→ SHORT PROBLEM
Output the items as a numbered list with blank lines omitted, starting at the first line and ending at the line that contains "total-deaths-cell: 18,936 [473,524,597,581]".

═══

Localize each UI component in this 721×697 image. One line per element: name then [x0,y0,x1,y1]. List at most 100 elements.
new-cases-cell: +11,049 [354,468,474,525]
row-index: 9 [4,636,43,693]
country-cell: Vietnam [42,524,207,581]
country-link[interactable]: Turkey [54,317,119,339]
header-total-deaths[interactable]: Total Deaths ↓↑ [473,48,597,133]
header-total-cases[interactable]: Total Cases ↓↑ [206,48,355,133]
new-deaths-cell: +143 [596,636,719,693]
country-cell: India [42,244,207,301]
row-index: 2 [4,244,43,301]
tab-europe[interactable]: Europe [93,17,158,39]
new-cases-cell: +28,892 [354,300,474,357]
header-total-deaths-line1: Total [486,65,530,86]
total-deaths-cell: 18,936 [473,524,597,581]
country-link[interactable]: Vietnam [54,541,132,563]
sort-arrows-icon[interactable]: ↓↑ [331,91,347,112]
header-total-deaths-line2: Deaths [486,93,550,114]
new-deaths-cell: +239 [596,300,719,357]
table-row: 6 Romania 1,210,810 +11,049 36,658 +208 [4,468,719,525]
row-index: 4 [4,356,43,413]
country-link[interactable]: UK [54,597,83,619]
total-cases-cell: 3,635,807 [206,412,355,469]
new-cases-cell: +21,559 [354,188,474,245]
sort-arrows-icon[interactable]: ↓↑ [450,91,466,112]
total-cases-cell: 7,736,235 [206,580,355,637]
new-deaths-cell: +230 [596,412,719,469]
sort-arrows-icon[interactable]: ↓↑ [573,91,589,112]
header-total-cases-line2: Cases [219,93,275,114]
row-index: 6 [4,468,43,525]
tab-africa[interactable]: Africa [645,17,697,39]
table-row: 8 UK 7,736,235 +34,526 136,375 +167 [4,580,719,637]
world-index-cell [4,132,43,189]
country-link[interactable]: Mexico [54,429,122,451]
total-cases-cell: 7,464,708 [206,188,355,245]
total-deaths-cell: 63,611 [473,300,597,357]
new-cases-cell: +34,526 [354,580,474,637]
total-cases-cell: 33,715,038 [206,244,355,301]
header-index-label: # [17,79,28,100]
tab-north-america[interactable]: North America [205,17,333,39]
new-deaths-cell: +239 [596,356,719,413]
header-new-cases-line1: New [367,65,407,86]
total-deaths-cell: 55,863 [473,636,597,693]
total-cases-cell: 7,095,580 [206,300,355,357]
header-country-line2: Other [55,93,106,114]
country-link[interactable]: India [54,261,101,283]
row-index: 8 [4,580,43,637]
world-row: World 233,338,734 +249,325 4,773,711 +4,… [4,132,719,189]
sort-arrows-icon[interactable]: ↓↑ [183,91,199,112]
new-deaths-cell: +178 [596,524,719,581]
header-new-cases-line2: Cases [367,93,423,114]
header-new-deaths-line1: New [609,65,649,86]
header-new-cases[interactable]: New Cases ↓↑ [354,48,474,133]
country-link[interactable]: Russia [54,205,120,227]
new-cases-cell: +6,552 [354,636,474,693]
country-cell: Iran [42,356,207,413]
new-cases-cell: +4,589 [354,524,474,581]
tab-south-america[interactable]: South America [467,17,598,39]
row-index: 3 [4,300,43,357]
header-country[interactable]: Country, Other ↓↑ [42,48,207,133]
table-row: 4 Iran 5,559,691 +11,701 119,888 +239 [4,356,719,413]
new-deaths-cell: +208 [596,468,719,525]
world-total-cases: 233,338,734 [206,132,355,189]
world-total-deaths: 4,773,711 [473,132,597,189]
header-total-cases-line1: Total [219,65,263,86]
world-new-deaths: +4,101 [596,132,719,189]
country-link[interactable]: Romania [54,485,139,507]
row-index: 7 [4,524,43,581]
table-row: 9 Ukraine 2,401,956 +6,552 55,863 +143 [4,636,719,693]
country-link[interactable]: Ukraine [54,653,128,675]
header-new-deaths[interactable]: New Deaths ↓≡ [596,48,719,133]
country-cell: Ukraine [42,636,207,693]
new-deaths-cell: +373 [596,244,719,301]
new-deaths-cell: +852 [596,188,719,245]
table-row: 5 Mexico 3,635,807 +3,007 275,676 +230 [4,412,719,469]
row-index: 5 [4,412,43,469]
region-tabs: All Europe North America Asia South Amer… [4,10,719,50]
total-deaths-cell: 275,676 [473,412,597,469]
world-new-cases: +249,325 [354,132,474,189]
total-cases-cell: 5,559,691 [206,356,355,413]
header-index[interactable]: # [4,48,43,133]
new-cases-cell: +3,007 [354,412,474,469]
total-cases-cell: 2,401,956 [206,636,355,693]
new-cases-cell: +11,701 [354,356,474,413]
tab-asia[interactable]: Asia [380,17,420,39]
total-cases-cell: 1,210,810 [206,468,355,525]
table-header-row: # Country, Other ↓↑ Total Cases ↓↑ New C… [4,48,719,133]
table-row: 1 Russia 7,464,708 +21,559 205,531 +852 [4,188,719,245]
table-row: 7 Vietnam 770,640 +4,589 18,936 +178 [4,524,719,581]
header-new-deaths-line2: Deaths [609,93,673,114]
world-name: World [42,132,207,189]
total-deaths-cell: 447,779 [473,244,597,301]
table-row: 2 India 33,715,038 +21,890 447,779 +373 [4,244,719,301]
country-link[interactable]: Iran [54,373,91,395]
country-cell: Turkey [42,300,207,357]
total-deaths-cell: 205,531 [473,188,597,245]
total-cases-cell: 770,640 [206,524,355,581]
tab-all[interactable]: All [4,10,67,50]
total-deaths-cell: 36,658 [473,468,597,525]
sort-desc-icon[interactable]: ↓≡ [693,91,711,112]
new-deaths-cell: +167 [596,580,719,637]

═══

→ EXERCISE RESPONSE
1. Localize each UI component in this 721×697 image. One line per element: name then [x0,y0,x1,y1]. List at most 100 elements.
2. new-cases-cell: +11,049 [354,468,474,525]
3. row-index: 9 [4,636,43,693]
4. country-cell: Vietnam [42,524,207,581]
5. country-link[interactable]: Turkey [54,317,119,339]
6. header-total-deaths[interactable]: Total Deaths ↓↑ [473,48,597,133]
7. header-total-cases[interactable]: Total Cases ↓↑ [206,48,355,133]
8. new-deaths-cell: +143 [596,636,719,693]
9. country-cell: India [42,244,207,301]
10. row-index: 2 [4,244,43,301]
11. tab-europe[interactable]: Europe [93,17,158,39]
12. new-cases-cell: +28,892 [354,300,474,357]
13. header-total-deaths-line1: Total [486,65,530,86]
14. total-deaths-cell: 18,936 [473,524,597,581]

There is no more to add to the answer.